• [Extract to read]:
——————————

Since USS Theodore Roosevelt, the carriers were manufactured in modular construction (USS George H.W. Bush was constructed from 161 'super-lift' modules). This means that whole sections could be welded together with plumbing and electrical equipment already fitted, improving efficiency. Using gantry cranes, the modules were lifted into the dry dock and welded. In the case of the bow section, these can weigh over 1,500,000 pounds (680 t).[16][17][18] This method was originally developed by Ingalls Shipbuilding and increases the rate of work because much of the fitting out does not have to be carried out within the confines of the already finished hull.[19]

The total cost of construction for each ship was around $4.5 billion.[Note 2][7]

Propulsion[edit]

Shipyard employees reattaching the bronze propeller of USS George Washington while in dry dock
One of 4 propellers of George Washington

All ships of the class are powered by two A4W nuclear reactors, kept in separate compartments. They power four propeller shafts and can produce a maximum speed of over 30 knots (56 km/h) and maximum power of 260,000 bhp (190 MW).[3] The reactors produce heat through nuclear fission which heats water. This is then passed through four turbines (manufactured by General Electric) which are shared by the two reactors. The turbines power the four bronze propellers, each with a diameter of 25 feet (7.6 m) and a weight of 66,000 pounds (30 t). Behind these are the two rudders which are 29 feet (8.8 m) high and 22 feet (6.7 m) long, and each weigh 110,000 pounds (50 t).[20] The Nimitz-class ships constructed since USS Ronald Reagan also have bulbous bows in order to improve speed and fuel efficiency by reducing hydrodynamic drag.[21] As a result of the use of nuclear power, the ships are capable of operating continuously for over 20 years without refueling and are predicted to have a service life of over 50 years.[20]

Armament and protection[edit]

Firing of a missile from USS Roosevelt while at sea, seen from the flight deck. There is a Phalanx cannon on the left, with a white, domed upper section and a black cannon on the lower part.

——————————

• [Material provided]:
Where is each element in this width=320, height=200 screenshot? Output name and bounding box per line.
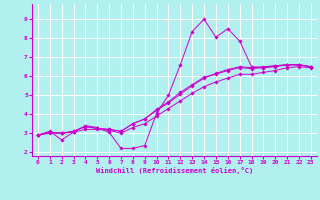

——————————

• [What is needed]: In the carrier passage, how many modules were used to build USS George H.W. Bush? Rely only on the carrier passage for what comes next.

• [Reply]: 161 "super-lift" modules.